## YOUR INSTRUCTIONS:
Set down each entry from the block beneath, exactly as written.
BEGIN EXTRACTED ENTRIES
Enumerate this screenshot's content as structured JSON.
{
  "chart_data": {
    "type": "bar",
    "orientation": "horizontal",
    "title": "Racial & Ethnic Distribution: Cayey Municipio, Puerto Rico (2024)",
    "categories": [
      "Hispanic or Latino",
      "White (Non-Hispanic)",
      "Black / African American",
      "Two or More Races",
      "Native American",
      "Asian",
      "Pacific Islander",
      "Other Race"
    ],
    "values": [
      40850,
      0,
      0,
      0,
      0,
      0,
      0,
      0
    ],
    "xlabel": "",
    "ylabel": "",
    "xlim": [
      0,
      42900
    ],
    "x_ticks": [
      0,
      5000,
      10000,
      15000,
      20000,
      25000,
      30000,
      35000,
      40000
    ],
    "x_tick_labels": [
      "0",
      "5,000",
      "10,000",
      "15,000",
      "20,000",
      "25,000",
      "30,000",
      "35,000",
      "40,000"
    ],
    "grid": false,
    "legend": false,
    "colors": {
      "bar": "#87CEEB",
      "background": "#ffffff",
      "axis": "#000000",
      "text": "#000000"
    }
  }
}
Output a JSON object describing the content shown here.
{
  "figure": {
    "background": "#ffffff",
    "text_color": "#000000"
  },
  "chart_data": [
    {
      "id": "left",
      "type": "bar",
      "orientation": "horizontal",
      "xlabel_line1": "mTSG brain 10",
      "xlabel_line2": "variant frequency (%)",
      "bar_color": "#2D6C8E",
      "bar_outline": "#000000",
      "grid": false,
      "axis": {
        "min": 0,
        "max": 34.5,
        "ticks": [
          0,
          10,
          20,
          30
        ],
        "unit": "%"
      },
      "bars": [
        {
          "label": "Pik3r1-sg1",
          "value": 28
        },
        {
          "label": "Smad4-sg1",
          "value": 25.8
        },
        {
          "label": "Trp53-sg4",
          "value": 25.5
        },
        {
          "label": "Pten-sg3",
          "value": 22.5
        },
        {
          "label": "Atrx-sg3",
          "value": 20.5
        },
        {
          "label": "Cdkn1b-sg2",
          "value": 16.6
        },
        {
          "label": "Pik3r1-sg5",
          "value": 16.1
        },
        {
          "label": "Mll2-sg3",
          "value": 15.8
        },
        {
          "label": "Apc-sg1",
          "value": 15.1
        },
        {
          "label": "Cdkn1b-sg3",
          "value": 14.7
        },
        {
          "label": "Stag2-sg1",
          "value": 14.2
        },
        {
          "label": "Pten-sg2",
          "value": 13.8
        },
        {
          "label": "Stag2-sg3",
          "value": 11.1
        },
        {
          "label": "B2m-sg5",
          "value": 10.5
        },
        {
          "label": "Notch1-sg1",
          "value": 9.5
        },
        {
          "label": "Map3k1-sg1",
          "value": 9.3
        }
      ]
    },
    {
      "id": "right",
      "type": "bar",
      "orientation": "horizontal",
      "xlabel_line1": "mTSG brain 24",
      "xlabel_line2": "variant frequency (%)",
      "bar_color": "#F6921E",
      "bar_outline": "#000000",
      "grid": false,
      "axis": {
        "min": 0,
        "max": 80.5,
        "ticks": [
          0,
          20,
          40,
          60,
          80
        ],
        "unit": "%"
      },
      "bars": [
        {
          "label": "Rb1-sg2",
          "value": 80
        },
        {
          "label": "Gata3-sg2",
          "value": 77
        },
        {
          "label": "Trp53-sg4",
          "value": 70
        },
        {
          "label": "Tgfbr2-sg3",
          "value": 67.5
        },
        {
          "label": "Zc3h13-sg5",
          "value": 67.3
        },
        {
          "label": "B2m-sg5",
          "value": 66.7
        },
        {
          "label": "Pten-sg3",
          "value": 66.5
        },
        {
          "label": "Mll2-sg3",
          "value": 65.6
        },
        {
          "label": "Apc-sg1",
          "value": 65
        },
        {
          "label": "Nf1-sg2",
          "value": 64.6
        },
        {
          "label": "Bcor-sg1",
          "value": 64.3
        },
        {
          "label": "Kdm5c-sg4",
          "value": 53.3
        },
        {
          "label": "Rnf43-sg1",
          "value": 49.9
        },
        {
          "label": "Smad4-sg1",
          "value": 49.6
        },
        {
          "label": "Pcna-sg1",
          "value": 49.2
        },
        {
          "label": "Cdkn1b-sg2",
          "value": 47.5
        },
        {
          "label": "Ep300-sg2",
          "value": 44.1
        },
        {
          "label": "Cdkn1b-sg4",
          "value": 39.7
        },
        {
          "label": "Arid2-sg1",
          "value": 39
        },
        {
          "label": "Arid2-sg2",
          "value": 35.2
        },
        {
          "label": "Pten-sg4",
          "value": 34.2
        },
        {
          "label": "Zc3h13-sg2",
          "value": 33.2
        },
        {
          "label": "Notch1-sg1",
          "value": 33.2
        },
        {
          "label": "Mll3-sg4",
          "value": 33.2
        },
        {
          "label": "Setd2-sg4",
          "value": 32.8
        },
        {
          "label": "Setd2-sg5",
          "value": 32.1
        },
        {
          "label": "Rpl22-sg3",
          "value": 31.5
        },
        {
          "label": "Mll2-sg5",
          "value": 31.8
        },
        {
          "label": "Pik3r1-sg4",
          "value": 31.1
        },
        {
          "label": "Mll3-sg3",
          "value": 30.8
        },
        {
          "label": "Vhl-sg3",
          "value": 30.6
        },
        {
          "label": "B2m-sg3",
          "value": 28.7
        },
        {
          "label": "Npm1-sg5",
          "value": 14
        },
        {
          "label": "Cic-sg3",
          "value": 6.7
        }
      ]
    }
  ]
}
END EXTRACTED ENTRIES
## SOLUTION TO THE PROBLEM:
Enumerate this screenshot's content as structured JSON.
{
  "chart_data": {
    "type": "bar",
    "orientation": "horizontal",
    "title": "Racial & Ethnic Distribution: Cayey Municipio, Puerto Rico (2024)",
    "categories": [
      "Hispanic or Latino",
      "White (Non-Hispanic)",
      "Black / African American",
      "Two or More Races",
      "Native American",
      "Asian",
      "Pacific Islander",
      "Other Race"
    ],
    "values": [
      40850,
      0,
      0,
      0,
      0,
      0,
      0,
      0
    ],
    "xlabel": "",
    "ylabel": "",
    "xlim": [
      0,
      42900
    ],
    "x_ticks": [
      0,
      5000,
      10000,
      15000,
      20000,
      25000,
      30000,
      35000,
      40000
    ],
    "x_tick_labels": [
      "0",
      "5,000",
      "10,000",
      "15,000",
      "20,000",
      "25,000",
      "30,000",
      "35,000",
      "40,000"
    ],
    "grid": false,
    "legend": false,
    "colors": {
      "bar": "#87CEEB",
      "background": "#ffffff",
      "axis": "#000000",
      "text": "#000000"
    }
  }
}
Output a JSON object describing the content shown here.
{
  "figure": {
    "background": "#ffffff",
    "text_color": "#000000"
  },
  "chart_data": [
    {
      "id": "left",
      "type": "bar",
      "orientation": "horizontal",
      "xlabel_line1": "mTSG brain 10",
      "xlabel_line2": "variant frequency (%)",
      "bar_color": "#2D6C8E",
      "bar_outline": "#000000",
      "grid": false,
      "axis": {
        "min": 0,
        "max": 34.5,
        "ticks": [
          0,
          10,
          20,
          30
        ],
        "unit": "%"
      },
      "bars": [
        {
          "label": "Pik3r1-sg1",
          "value": 28
        },
        {
          "label": "Smad4-sg1",
          "value": 25.8
        },
        {
          "label": "Trp53-sg4",
          "value": 25.5
        },
        {
          "label": "Pten-sg3",
          "value": 22.5
        },
        {
          "label": "Atrx-sg3",
          "value": 20.5
        },
        {
          "label": "Cdkn1b-sg2",
          "value": 16.6
        },
        {
          "label": "Pik3r1-sg5",
          "value": 16.1
        },
        {
          "label": "Mll2-sg3",
          "value": 15.8
        },
        {
          "label": "Apc-sg1",
          "value": 15.1
        },
        {
          "label": "Cdkn1b-sg3",
          "value": 14.7
        },
        {
          "label": "Stag2-sg1",
          "value": 14.2
        },
        {
          "label": "Pten-sg2",
          "value": 13.8
        },
        {
          "label": "Stag2-sg3",
          "value": 11.1
        },
        {
          "label": "B2m-sg5",
          "value": 10.5
        },
        {
          "label": "Notch1-sg1",
          "value": 9.5
        },
        {
          "label": "Map3k1-sg1",
          "value": 9.3
        }
      ]
    },
    {
      "id": "right",
      "type": "bar",
      "orientation": "horizontal",
      "xlabel_line1": "mTSG brain 24",
      "xlabel_line2": "variant frequency (%)",
      "bar_color": "#F6921E",
      "bar_outline": "#000000",
      "grid": false,
      "axis": {
        "min": 0,
        "max": 80.5,
        "ticks": [
          0,
          20,
          40,
          60,
          80
        ],
        "unit": "%"
      },
      "bars": [
        {
          "label": "Rb1-sg2",
          "value": 80
        },
        {
          "label": "Gata3-sg2",
          "value": 77
        },
        {
          "label": "Trp53-sg4",
          "value": 70
        },
        {
          "label": "Tgfbr2-sg3",
          "value": 67.5
        },
        {
          "label": "Zc3h13-sg5",
          "value": 67.3
        },
        {
          "label": "B2m-sg5",
          "value": 66.7
        },
        {
          "label": "Pten-sg3",
          "value": 66.5
        },
        {
          "label": "Mll2-sg3",
          "value": 65.6
        },
        {
          "label": "Apc-sg1",
          "value": 65
        },
        {
          "label": "Nf1-sg2",
          "value": 64.6
        },
        {
          "label": "Bcor-sg1",
          "value": 64.3
        },
        {
          "label": "Kdm5c-sg4",
          "value": 53.3
        },
        {
          "label": "Rnf43-sg1",
          "value": 49.9
        },
        {
          "label": "Smad4-sg1",
          "value": 49.6
        },
        {
          "label": "Pcna-sg1",
          "value": 49.2
        },
        {
          "label": "Cdkn1b-sg2",
          "value": 47.5
        },
        {
          "label": "Ep300-sg2",
          "value": 44.1
        },
        {
          "label": "Cdkn1b-sg4",
          "value": 39.7
        },
        {
          "label": "Arid2-sg1",
          "value": 39
        },
        {
          "label": "Arid2-sg2",
          "value": 35.2
        },
        {
          "label": "Pten-sg4",
          "value": 34.2
        },
        {
          "label": "Zc3h13-sg2",
          "value": 33.2
        },
        {
          "label": "Notch1-sg1",
          "value": 33.2
        },
        {
          "label": "Mll3-sg4",
          "value": 33.2
        },
        {
          "label": "Setd2-sg4",
          "value": 32.8
        },
        {
          "label": "Setd2-sg5",
          "value": 32.1
        },
        {
          "label": "Rpl22-sg3",
          "value": 31.5
        },
        {
          "label": "Mll2-sg5",
          "value": 31.8
        },
        {
          "label": "Pik3r1-sg4",
          "value": 31.1
        },
        {
          "label": "Mll3-sg3",
          "value": 30.8
        },
        {
          "label": "Vhl-sg3",
          "value": 30.6
        },
        {
          "label": "B2m-sg3",
          "value": 28.7
        },
        {
          "label": "Npm1-sg5",
          "value": 14
        },
        {
          "label": "Cic-sg3",
          "value": 6.7
        }
      ]
    }
  ]
}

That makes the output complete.